* [DATASET ROWS]:
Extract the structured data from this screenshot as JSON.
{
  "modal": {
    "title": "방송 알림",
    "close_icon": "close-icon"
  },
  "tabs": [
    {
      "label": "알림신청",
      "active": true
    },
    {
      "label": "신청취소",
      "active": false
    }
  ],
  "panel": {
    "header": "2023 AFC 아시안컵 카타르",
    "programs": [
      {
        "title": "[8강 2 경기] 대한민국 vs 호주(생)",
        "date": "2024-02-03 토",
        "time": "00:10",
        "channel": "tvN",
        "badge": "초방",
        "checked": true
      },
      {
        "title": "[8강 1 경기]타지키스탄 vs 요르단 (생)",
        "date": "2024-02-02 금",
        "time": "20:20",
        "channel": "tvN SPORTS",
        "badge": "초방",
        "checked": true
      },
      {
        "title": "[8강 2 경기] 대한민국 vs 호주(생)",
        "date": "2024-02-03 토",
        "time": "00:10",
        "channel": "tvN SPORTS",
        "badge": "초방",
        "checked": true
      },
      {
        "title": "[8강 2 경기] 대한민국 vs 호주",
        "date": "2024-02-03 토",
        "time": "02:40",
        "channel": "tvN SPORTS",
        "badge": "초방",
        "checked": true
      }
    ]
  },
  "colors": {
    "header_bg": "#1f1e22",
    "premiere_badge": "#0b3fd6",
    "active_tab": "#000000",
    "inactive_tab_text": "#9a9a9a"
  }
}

* [SHORT TASK]: Reproduce the material above exactly; please quote every line of it.

* [IN RESPONSE]:
Extract the structured data from this screenshot as JSON.
{
  "modal": {
    "title": "방송 알림",
    "close_icon": "close-icon"
  },
  "tabs": [
    {
      "label": "알림신청",
      "active": true
    },
    {
      "label": "신청취소",
      "active": false
    }
  ],
  "panel": {
    "header": "2023 AFC 아시안컵 카타르",
    "programs": [
      {
        "title": "[8강 2 경기] 대한민국 vs 호주(생)",
        "date": "2024-02-03 토",
        "time": "00:10",
        "channel": "tvN",
        "badge": "초방",
        "checked": true
      },
      {
        "title": "[8강 1 경기]타지키스탄 vs 요르단 (생)",
        "date": "2024-02-02 금",
        "time": "20:20",
        "channel": "tvN SPORTS",
        "badge": "초방",
        "checked": true
      },
      {
        "title": "[8강 2 경기] 대한민국 vs 호주(생)",
        "date": "2024-02-03 토",
        "time": "00:10",
        "channel": "tvN SPORTS",
        "badge": "초방",
        "checked": true
      },
      {
        "title": "[8강 2 경기] 대한민국 vs 호주",
        "date": "2024-02-03 토",
        "time": "02:40",
        "channel": "tvN SPORTS",
        "badge": "초방",
        "checked": true
      }
    ]
  },
  "colors": {
    "header_bg": "#1f1e22",
    "premiere_badge": "#0b3fd6",
    "active_tab": "#000000",
    "inactive_tab_text": "#9a9a9a"
  }
}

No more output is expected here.